Work to be completed: Repeat the records verbatim and leave the pictures out of your copy.
[Begin]
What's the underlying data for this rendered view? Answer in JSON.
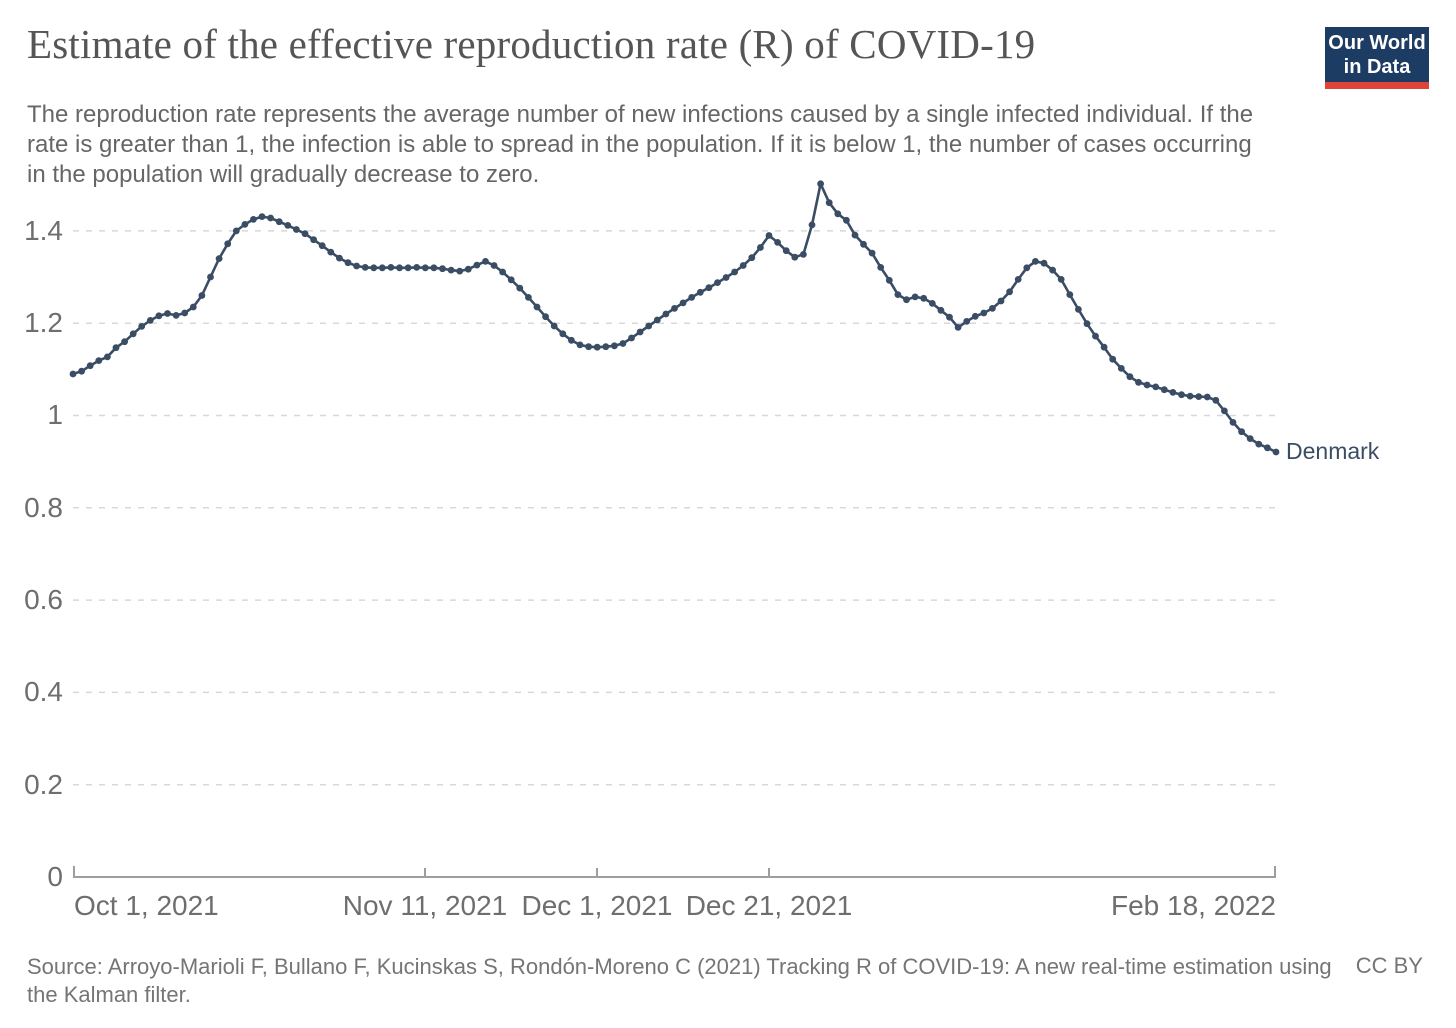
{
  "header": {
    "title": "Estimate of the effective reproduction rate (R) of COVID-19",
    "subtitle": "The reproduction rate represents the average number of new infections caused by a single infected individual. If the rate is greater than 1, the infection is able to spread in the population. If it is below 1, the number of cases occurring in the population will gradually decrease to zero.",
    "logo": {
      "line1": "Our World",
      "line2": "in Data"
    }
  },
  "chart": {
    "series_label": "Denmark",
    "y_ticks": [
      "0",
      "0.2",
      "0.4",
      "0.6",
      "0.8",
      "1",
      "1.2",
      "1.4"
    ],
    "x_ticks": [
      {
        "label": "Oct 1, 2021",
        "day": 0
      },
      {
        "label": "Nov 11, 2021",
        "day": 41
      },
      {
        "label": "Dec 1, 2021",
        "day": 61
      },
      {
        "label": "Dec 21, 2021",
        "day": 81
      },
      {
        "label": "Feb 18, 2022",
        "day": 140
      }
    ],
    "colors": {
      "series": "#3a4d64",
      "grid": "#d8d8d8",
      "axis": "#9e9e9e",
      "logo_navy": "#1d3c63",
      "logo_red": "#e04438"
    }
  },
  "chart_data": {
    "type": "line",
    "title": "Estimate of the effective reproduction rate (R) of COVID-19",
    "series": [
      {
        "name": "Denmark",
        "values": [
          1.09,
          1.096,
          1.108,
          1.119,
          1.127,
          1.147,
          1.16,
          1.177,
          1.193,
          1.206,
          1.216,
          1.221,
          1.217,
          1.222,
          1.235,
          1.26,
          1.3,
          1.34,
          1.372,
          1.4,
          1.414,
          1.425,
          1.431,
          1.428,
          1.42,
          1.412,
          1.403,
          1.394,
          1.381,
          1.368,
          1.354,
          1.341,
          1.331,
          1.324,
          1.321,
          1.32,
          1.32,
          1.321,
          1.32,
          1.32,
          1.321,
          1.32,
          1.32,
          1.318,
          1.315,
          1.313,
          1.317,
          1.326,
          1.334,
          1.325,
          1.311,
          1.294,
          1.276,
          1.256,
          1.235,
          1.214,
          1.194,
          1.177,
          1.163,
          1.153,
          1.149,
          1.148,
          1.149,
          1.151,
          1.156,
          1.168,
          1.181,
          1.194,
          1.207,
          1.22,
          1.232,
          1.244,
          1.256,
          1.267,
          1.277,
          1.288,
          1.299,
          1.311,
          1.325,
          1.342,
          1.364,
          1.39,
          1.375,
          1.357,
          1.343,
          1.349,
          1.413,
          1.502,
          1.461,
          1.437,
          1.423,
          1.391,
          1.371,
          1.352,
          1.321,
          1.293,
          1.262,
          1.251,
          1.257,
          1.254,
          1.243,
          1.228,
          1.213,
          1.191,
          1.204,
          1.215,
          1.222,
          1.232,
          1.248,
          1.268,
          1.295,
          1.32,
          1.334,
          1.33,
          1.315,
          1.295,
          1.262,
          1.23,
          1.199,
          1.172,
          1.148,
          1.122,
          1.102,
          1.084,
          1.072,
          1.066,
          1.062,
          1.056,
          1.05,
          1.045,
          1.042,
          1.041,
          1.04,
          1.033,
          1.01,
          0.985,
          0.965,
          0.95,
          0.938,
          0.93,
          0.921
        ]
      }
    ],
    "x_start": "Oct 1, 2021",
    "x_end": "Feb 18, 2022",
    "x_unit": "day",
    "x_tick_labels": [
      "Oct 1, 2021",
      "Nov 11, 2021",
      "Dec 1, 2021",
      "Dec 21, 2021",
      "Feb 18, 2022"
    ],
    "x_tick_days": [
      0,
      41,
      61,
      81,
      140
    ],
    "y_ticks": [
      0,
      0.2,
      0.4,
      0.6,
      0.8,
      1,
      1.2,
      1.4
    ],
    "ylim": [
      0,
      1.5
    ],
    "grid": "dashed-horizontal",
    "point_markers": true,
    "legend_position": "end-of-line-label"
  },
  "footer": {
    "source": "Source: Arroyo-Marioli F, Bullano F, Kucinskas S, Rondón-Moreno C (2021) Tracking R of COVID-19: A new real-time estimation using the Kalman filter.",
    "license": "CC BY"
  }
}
[End]
Answer below:
What's the underlying data for this rendered view? Answer in JSON.
{
  "header": {
    "title": "Estimate of the effective reproduction rate (R) of COVID-19",
    "subtitle": "The reproduction rate represents the average number of new infections caused by a single infected individual. If the rate is greater than 1, the infection is able to spread in the population. If it is below 1, the number of cases occurring in the population will gradually decrease to zero.",
    "logo": {
      "line1": "Our World",
      "line2": "in Data"
    }
  },
  "chart": {
    "series_label": "Denmark",
    "y_ticks": [
      "0",
      "0.2",
      "0.4",
      "0.6",
      "0.8",
      "1",
      "1.2",
      "1.4"
    ],
    "x_ticks": [
      {
        "label": "Oct 1, 2021",
        "day": 0
      },
      {
        "label": "Nov 11, 2021",
        "day": 41
      },
      {
        "label": "Dec 1, 2021",
        "day": 61
      },
      {
        "label": "Dec 21, 2021",
        "day": 81
      },
      {
        "label": "Feb 18, 2022",
        "day": 140
      }
    ],
    "colors": {
      "series": "#3a4d64",
      "grid": "#d8d8d8",
      "axis": "#9e9e9e",
      "logo_navy": "#1d3c63",
      "logo_red": "#e04438"
    }
  },
  "chart_data": {
    "type": "line",
    "title": "Estimate of the effective reproduction rate (R) of COVID-19",
    "series": [
      {
        "name": "Denmark",
        "values": [
          1.09,
          1.096,
          1.108,
          1.119,
          1.127,
          1.147,
          1.16,
          1.177,
          1.193,
          1.206,
          1.216,
          1.221,
          1.217,
          1.222,
          1.235,
          1.26,
          1.3,
          1.34,
          1.372,
          1.4,
          1.414,
          1.425,
          1.431,
          1.428,
          1.42,
          1.412,
          1.403,
          1.394,
          1.381,
          1.368,
          1.354,
          1.341,
          1.331,
          1.324,
          1.321,
          1.32,
          1.32,
          1.321,
          1.32,
          1.32,
          1.321,
          1.32,
          1.32,
          1.318,
          1.315,
          1.313,
          1.317,
          1.326,
          1.334,
          1.325,
          1.311,
          1.294,
          1.276,
          1.256,
          1.235,
          1.214,
          1.194,
          1.177,
          1.163,
          1.153,
          1.149,
          1.148,
          1.149,
          1.151,
          1.156,
          1.168,
          1.181,
          1.194,
          1.207,
          1.22,
          1.232,
          1.244,
          1.256,
          1.267,
          1.277,
          1.288,
          1.299,
          1.311,
          1.325,
          1.342,
          1.364,
          1.39,
          1.375,
          1.357,
          1.343,
          1.349,
          1.413,
          1.502,
          1.461,
          1.437,
          1.423,
          1.391,
          1.371,
          1.352,
          1.321,
          1.293,
          1.262,
          1.251,
          1.257,
          1.254,
          1.243,
          1.228,
          1.213,
          1.191,
          1.204,
          1.215,
          1.222,
          1.232,
          1.248,
          1.268,
          1.295,
          1.32,
          1.334,
          1.33,
          1.315,
          1.295,
          1.262,
          1.23,
          1.199,
          1.172,
          1.148,
          1.122,
          1.102,
          1.084,
          1.072,
          1.066,
          1.062,
          1.056,
          1.05,
          1.045,
          1.042,
          1.041,
          1.04,
          1.033,
          1.01,
          0.985,
          0.965,
          0.95,
          0.938,
          0.93,
          0.921
        ]
      }
    ],
    "x_start": "Oct 1, 2021",
    "x_end": "Feb 18, 2022",
    "x_unit": "day",
    "x_tick_labels": [
      "Oct 1, 2021",
      "Nov 11, 2021",
      "Dec 1, 2021",
      "Dec 21, 2021",
      "Feb 18, 2022"
    ],
    "x_tick_days": [
      0,
      41,
      61,
      81,
      140
    ],
    "y_ticks": [
      0,
      0.2,
      0.4,
      0.6,
      0.8,
      1,
      1.2,
      1.4
    ],
    "ylim": [
      0,
      1.5
    ],
    "grid": "dashed-horizontal",
    "point_markers": true,
    "legend_position": "end-of-line-label"
  },
  "footer": {
    "source": "Source: Arroyo-Marioli F, Bullano F, Kucinskas S, Rondón-Moreno C (2021) Tracking R of COVID-19: A new real-time estimation using the Kalman filter.",
    "license": "CC BY"
  }
}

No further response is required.